### The request
Every entry must be copied word for word.

### Source records
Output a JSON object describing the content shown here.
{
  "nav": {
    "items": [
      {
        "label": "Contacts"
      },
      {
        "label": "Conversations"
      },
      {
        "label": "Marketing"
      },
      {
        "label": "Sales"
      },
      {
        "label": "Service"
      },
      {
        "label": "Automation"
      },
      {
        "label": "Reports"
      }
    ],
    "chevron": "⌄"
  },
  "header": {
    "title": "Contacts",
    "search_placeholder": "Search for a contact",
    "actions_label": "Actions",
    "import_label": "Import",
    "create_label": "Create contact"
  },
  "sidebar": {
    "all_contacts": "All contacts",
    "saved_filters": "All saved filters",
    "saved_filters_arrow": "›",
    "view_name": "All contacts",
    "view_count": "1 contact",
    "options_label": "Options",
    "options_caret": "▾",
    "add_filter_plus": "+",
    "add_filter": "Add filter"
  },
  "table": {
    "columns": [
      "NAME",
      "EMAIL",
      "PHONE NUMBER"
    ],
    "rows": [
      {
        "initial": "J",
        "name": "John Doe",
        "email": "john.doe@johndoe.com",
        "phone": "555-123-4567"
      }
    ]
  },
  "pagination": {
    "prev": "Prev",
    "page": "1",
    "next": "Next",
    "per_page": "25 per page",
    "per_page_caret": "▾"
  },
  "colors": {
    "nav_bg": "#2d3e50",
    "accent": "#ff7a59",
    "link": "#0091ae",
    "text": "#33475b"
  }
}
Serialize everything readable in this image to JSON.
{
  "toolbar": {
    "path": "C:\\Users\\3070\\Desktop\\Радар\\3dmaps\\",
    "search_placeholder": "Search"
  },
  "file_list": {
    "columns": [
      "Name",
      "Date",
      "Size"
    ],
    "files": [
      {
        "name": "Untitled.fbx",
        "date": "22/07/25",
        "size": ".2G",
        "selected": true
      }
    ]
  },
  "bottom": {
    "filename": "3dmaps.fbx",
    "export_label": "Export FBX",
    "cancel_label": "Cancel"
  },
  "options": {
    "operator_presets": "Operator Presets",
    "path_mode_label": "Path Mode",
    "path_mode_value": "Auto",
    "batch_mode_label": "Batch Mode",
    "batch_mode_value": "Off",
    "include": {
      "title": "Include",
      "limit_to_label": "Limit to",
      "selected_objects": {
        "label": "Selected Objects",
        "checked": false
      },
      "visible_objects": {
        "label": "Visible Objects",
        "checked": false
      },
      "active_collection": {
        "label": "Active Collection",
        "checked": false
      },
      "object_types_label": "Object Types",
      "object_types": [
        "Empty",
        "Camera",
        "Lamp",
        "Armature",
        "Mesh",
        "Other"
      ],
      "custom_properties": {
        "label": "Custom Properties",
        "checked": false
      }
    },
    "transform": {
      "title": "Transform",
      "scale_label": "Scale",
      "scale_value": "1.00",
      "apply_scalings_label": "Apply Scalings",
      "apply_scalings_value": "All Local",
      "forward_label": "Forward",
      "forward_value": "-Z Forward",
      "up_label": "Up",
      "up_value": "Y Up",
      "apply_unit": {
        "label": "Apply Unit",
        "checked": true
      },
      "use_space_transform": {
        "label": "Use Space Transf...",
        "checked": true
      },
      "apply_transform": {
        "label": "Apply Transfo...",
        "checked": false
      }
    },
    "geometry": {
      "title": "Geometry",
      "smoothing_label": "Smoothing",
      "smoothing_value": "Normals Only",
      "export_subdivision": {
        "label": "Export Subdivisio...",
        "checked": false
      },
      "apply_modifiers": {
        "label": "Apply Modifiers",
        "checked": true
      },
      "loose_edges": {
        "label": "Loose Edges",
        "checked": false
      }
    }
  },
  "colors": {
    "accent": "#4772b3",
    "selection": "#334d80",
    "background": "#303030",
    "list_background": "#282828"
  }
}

### Task response
Output a JSON object describing the content shown here.
{
  "nav": {
    "items": [
      {
        "label": "Contacts"
      },
      {
        "label": "Conversations"
      },
      {
        "label": "Marketing"
      },
      {
        "label": "Sales"
      },
      {
        "label": "Service"
      },
      {
        "label": "Automation"
      },
      {
        "label": "Reports"
      }
    ],
    "chevron": "⌄"
  },
  "header": {
    "title": "Contacts",
    "search_placeholder": "Search for a contact",
    "actions_label": "Actions",
    "import_label": "Import",
    "create_label": "Create contact"
  },
  "sidebar": {
    "all_contacts": "All contacts",
    "saved_filters": "All saved filters",
    "saved_filters_arrow": "›",
    "view_name": "All contacts",
    "view_count": "1 contact",
    "options_label": "Options",
    "options_caret": "▾",
    "add_filter_plus": "+",
    "add_filter": "Add filter"
  },
  "table": {
    "columns": [
      "NAME",
      "EMAIL",
      "PHONE NUMBER"
    ],
    "rows": [
      {
        "initial": "J",
        "name": "John Doe",
        "email": "john.doe@johndoe.com",
        "phone": "555-123-4567"
      }
    ]
  },
  "pagination": {
    "prev": "Prev",
    "page": "1",
    "next": "Next",
    "per_page": "25 per page",
    "per_page_caret": "▾"
  },
  "colors": {
    "nav_bg": "#2d3e50",
    "accent": "#ff7a59",
    "link": "#0091ae",
    "text": "#33475b"
  }
}
Serialize everything readable in this image to JSON.
{
  "toolbar": {
    "path": "C:\\Users\\3070\\Desktop\\Радар\\3dmaps\\",
    "search_placeholder": "Search"
  },
  "file_list": {
    "columns": [
      "Name",
      "Date",
      "Size"
    ],
    "files": [
      {
        "name": "Untitled.fbx",
        "date": "22/07/25",
        "size": ".2G",
        "selected": true
      }
    ]
  },
  "bottom": {
    "filename": "3dmaps.fbx",
    "export_label": "Export FBX",
    "cancel_label": "Cancel"
  },
  "options": {
    "operator_presets": "Operator Presets",
    "path_mode_label": "Path Mode",
    "path_mode_value": "Auto",
    "batch_mode_label": "Batch Mode",
    "batch_mode_value": "Off",
    "include": {
      "title": "Include",
      "limit_to_label": "Limit to",
      "selected_objects": {
        "label": "Selected Objects",
        "checked": false
      },
      "visible_objects": {
        "label": "Visible Objects",
        "checked": false
      },
      "active_collection": {
        "label": "Active Collection",
        "checked": false
      },
      "object_types_label": "Object Types",
      "object_types": [
        "Empty",
        "Camera",
        "Lamp",
        "Armature",
        "Mesh",
        "Other"
      ],
      "custom_properties": {
        "label": "Custom Properties",
        "checked": false
      }
    },
    "transform": {
      "title": "Transform",
      "scale_label": "Scale",
      "scale_value": "1.00",
      "apply_scalings_label": "Apply Scalings",
      "apply_scalings_value": "All Local",
      "forward_label": "Forward",
      "forward_value": "-Z Forward",
      "up_label": "Up",
      "up_value": "Y Up",
      "apply_unit": {
        "label": "Apply Unit",
        "checked": true
      },
      "use_space_transform": {
        "label": "Use Space Transf...",
        "checked": true
      },
      "apply_transform": {
        "label": "Apply Transfo...",
        "checked": false
      }
    },
    "geometry": {
      "title": "Geometry",
      "smoothing_label": "Smoothing",
      "smoothing_value": "Normals Only",
      "export_subdivision": {
        "label": "Export Subdivisio...",
        "checked": false
      },
      "apply_modifiers": {
        "label": "Apply Modifiers",
        "checked": true
      },
      "loose_edges": {
        "label": "Loose Edges",
        "checked": false
      }
    }
  },
  "colors": {
    "accent": "#4772b3",
    "selection": "#334d80",
    "background": "#303030",
    "list_background": "#282828"
  }
}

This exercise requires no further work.